WRITTEN EXERCISE
The listing below is to be output in its exact form.

EXERCISE INPUT
## BEGIN
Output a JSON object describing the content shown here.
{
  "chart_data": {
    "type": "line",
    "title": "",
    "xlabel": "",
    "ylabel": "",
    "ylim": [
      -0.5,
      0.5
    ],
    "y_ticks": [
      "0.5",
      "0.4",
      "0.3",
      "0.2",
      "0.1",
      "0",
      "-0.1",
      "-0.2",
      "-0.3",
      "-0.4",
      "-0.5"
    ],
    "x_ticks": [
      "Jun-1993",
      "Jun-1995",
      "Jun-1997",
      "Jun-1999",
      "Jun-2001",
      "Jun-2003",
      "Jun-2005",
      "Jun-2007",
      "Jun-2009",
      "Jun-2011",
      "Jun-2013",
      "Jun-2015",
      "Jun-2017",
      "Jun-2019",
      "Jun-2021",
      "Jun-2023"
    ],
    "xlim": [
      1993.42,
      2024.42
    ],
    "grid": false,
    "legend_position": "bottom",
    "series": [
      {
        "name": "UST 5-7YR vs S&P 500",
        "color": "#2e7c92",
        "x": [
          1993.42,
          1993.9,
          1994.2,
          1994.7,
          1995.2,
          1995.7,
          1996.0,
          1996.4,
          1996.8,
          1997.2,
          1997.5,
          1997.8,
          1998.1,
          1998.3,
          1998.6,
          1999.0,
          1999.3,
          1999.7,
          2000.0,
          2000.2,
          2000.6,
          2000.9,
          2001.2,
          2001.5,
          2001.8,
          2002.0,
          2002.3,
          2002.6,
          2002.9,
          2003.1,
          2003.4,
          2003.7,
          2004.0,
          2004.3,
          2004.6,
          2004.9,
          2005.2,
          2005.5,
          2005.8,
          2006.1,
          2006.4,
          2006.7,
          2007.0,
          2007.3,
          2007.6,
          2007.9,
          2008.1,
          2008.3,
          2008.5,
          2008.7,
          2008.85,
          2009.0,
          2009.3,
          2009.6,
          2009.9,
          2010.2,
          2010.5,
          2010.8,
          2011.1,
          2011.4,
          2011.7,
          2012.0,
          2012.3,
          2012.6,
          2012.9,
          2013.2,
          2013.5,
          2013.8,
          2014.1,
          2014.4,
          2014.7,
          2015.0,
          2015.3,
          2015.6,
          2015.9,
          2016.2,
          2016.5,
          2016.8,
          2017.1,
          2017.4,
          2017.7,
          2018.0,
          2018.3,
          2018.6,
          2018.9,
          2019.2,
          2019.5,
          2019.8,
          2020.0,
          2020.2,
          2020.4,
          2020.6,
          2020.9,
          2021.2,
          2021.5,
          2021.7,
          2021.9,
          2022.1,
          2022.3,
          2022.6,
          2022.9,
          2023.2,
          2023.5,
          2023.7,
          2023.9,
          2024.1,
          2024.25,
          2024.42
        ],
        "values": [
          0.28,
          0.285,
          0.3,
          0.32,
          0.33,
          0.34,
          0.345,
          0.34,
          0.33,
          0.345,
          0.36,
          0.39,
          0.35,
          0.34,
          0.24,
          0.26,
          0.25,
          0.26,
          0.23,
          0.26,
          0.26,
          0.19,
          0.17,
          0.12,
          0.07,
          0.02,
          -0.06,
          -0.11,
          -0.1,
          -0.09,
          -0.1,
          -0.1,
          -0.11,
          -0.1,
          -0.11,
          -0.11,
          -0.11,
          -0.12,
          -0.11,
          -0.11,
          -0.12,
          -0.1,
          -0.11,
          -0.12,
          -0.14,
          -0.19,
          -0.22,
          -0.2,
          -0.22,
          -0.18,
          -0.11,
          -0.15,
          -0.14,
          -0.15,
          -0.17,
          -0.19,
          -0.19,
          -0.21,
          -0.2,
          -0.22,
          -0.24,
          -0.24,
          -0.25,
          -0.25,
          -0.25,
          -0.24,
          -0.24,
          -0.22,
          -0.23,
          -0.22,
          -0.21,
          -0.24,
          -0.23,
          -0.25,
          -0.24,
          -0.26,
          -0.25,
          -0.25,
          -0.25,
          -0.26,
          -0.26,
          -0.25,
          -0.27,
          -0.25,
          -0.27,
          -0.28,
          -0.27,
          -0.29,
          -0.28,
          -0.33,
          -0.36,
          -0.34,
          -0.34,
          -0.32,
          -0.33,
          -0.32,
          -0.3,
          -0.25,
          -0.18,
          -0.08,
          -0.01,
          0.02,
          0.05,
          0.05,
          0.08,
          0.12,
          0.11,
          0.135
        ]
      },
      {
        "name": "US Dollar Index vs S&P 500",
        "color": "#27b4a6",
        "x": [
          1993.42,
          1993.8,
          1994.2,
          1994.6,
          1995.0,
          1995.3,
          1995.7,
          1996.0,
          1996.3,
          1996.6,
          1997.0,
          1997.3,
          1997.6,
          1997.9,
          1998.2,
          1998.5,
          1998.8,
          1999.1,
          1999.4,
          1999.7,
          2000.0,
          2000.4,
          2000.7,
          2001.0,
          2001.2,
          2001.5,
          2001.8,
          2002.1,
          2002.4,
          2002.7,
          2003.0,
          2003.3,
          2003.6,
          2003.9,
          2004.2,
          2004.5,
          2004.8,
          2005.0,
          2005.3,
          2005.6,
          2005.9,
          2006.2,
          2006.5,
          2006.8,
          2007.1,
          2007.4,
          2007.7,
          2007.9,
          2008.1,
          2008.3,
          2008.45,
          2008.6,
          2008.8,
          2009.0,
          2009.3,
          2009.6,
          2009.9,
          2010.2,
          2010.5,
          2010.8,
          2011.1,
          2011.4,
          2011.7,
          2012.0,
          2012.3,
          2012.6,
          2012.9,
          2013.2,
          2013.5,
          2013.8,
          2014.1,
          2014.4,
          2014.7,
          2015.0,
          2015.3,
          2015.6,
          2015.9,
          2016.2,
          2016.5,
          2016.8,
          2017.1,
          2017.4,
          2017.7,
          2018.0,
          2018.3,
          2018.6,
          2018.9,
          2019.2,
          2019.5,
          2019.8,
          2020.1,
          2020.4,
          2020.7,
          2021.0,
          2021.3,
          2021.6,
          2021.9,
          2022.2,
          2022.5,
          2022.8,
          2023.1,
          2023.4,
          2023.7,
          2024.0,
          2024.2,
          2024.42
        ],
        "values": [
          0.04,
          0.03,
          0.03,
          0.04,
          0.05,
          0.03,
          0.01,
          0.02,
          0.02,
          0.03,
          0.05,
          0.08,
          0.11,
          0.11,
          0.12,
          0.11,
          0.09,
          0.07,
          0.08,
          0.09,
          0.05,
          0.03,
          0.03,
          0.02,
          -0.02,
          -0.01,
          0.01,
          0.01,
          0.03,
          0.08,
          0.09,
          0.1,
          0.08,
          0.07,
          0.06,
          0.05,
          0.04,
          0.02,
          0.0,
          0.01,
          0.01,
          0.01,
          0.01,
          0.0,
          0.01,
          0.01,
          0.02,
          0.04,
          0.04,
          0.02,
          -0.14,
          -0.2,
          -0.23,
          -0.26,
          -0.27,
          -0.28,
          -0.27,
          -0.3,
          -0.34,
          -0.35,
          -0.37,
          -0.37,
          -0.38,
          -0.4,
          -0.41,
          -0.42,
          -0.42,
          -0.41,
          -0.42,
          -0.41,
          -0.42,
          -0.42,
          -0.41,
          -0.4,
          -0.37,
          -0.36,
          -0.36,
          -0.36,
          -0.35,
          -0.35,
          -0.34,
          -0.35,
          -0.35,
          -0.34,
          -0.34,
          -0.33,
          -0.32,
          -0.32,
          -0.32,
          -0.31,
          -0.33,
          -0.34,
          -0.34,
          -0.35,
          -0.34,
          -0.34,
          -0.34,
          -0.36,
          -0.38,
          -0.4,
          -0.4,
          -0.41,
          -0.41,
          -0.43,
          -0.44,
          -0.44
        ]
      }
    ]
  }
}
## END
ANSWER TO THE PROBLEM
Output a JSON object describing the content shown here.
{
  "chart_data": {
    "type": "line",
    "title": "",
    "xlabel": "",
    "ylabel": "",
    "ylim": [
      -0.5,
      0.5
    ],
    "y_ticks": [
      "0.5",
      "0.4",
      "0.3",
      "0.2",
      "0.1",
      "0",
      "-0.1",
      "-0.2",
      "-0.3",
      "-0.4",
      "-0.5"
    ],
    "x_ticks": [
      "Jun-1993",
      "Jun-1995",
      "Jun-1997",
      "Jun-1999",
      "Jun-2001",
      "Jun-2003",
      "Jun-2005",
      "Jun-2007",
      "Jun-2009",
      "Jun-2011",
      "Jun-2013",
      "Jun-2015",
      "Jun-2017",
      "Jun-2019",
      "Jun-2021",
      "Jun-2023"
    ],
    "xlim": [
      1993.42,
      2024.42
    ],
    "grid": false,
    "legend_position": "bottom",
    "series": [
      {
        "name": "UST 5-7YR vs S&P 500",
        "color": "#2e7c92",
        "x": [
          1993.42,
          1993.9,
          1994.2,
          1994.7,
          1995.2,
          1995.7,
          1996.0,
          1996.4,
          1996.8,
          1997.2,
          1997.5,
          1997.8,
          1998.1,
          1998.3,
          1998.6,
          1999.0,
          1999.3,
          1999.7,
          2000.0,
          2000.2,
          2000.6,
          2000.9,
          2001.2,
          2001.5,
          2001.8,
          2002.0,
          2002.3,
          2002.6,
          2002.9,
          2003.1,
          2003.4,
          2003.7,
          2004.0,
          2004.3,
          2004.6,
          2004.9,
          2005.2,
          2005.5,
          2005.8,
          2006.1,
          2006.4,
          2006.7,
          2007.0,
          2007.3,
          2007.6,
          2007.9,
          2008.1,
          2008.3,
          2008.5,
          2008.7,
          2008.85,
          2009.0,
          2009.3,
          2009.6,
          2009.9,
          2010.2,
          2010.5,
          2010.8,
          2011.1,
          2011.4,
          2011.7,
          2012.0,
          2012.3,
          2012.6,
          2012.9,
          2013.2,
          2013.5,
          2013.8,
          2014.1,
          2014.4,
          2014.7,
          2015.0,
          2015.3,
          2015.6,
          2015.9,
          2016.2,
          2016.5,
          2016.8,
          2017.1,
          2017.4,
          2017.7,
          2018.0,
          2018.3,
          2018.6,
          2018.9,
          2019.2,
          2019.5,
          2019.8,
          2020.0,
          2020.2,
          2020.4,
          2020.6,
          2020.9,
          2021.2,
          2021.5,
          2021.7,
          2021.9,
          2022.1,
          2022.3,
          2022.6,
          2022.9,
          2023.2,
          2023.5,
          2023.7,
          2023.9,
          2024.1,
          2024.25,
          2024.42
        ],
        "values": [
          0.28,
          0.285,
          0.3,
          0.32,
          0.33,
          0.34,
          0.345,
          0.34,
          0.33,
          0.345,
          0.36,
          0.39,
          0.35,
          0.34,
          0.24,
          0.26,
          0.25,
          0.26,
          0.23,
          0.26,
          0.26,
          0.19,
          0.17,
          0.12,
          0.07,
          0.02,
          -0.06,
          -0.11,
          -0.1,
          -0.09,
          -0.1,
          -0.1,
          -0.11,
          -0.1,
          -0.11,
          -0.11,
          -0.11,
          -0.12,
          -0.11,
          -0.11,
          -0.12,
          -0.1,
          -0.11,
          -0.12,
          -0.14,
          -0.19,
          -0.22,
          -0.2,
          -0.22,
          -0.18,
          -0.11,
          -0.15,
          -0.14,
          -0.15,
          -0.17,
          -0.19,
          -0.19,
          -0.21,
          -0.2,
          -0.22,
          -0.24,
          -0.24,
          -0.25,
          -0.25,
          -0.25,
          -0.24,
          -0.24,
          -0.22,
          -0.23,
          -0.22,
          -0.21,
          -0.24,
          -0.23,
          -0.25,
          -0.24,
          -0.26,
          -0.25,
          -0.25,
          -0.25,
          -0.26,
          -0.26,
          -0.25,
          -0.27,
          -0.25,
          -0.27,
          -0.28,
          -0.27,
          -0.29,
          -0.28,
          -0.33,
          -0.36,
          -0.34,
          -0.34,
          -0.32,
          -0.33,
          -0.32,
          -0.3,
          -0.25,
          -0.18,
          -0.08,
          -0.01,
          0.02,
          0.05,
          0.05,
          0.08,
          0.12,
          0.11,
          0.135
        ]
      },
      {
        "name": "US Dollar Index vs S&P 500",
        "color": "#27b4a6",
        "x": [
          1993.42,
          1993.8,
          1994.2,
          1994.6,
          1995.0,
          1995.3,
          1995.7,
          1996.0,
          1996.3,
          1996.6,
          1997.0,
          1997.3,
          1997.6,
          1997.9,
          1998.2,
          1998.5,
          1998.8,
          1999.1,
          1999.4,
          1999.7,
          2000.0,
          2000.4,
          2000.7,
          2001.0,
          2001.2,
          2001.5,
          2001.8,
          2002.1,
          2002.4,
          2002.7,
          2003.0,
          2003.3,
          2003.6,
          2003.9,
          2004.2,
          2004.5,
          2004.8,
          2005.0,
          2005.3,
          2005.6,
          2005.9,
          2006.2,
          2006.5,
          2006.8,
          2007.1,
          2007.4,
          2007.7,
          2007.9,
          2008.1,
          2008.3,
          2008.45,
          2008.6,
          2008.8,
          2009.0,
          2009.3,
          2009.6,
          2009.9,
          2010.2,
          2010.5,
          2010.8,
          2011.1,
          2011.4,
          2011.7,
          2012.0,
          2012.3,
          2012.6,
          2012.9,
          2013.2,
          2013.5,
          2013.8,
          2014.1,
          2014.4,
          2014.7,
          2015.0,
          2015.3,
          2015.6,
          2015.9,
          2016.2,
          2016.5,
          2016.8,
          2017.1,
          2017.4,
          2017.7,
          2018.0,
          2018.3,
          2018.6,
          2018.9,
          2019.2,
          2019.5,
          2019.8,
          2020.1,
          2020.4,
          2020.7,
          2021.0,
          2021.3,
          2021.6,
          2021.9,
          2022.2,
          2022.5,
          2022.8,
          2023.1,
          2023.4,
          2023.7,
          2024.0,
          2024.2,
          2024.42
        ],
        "values": [
          0.04,
          0.03,
          0.03,
          0.04,
          0.05,
          0.03,
          0.01,
          0.02,
          0.02,
          0.03,
          0.05,
          0.08,
          0.11,
          0.11,
          0.12,
          0.11,
          0.09,
          0.07,
          0.08,
          0.09,
          0.05,
          0.03,
          0.03,
          0.02,
          -0.02,
          -0.01,
          0.01,
          0.01,
          0.03,
          0.08,
          0.09,
          0.1,
          0.08,
          0.07,
          0.06,
          0.05,
          0.04,
          0.02,
          0.0,
          0.01,
          0.01,
          0.01,
          0.01,
          0.0,
          0.01,
          0.01,
          0.02,
          0.04,
          0.04,
          0.02,
          -0.14,
          -0.2,
          -0.23,
          -0.26,
          -0.27,
          -0.28,
          -0.27,
          -0.3,
          -0.34,
          -0.35,
          -0.37,
          -0.37,
          -0.38,
          -0.4,
          -0.41,
          -0.42,
          -0.42,
          -0.41,
          -0.42,
          -0.41,
          -0.42,
          -0.42,
          -0.41,
          -0.4,
          -0.37,
          -0.36,
          -0.36,
          -0.36,
          -0.35,
          -0.35,
          -0.34,
          -0.35,
          -0.35,
          -0.34,
          -0.34,
          -0.33,
          -0.32,
          -0.32,
          -0.32,
          -0.31,
          -0.33,
          -0.34,
          -0.34,
          -0.35,
          -0.34,
          -0.34,
          -0.34,
          -0.36,
          -0.38,
          -0.4,
          -0.4,
          -0.41,
          -0.41,
          -0.43,
          -0.44,
          -0.44
        ]
      }
    ]
  }
}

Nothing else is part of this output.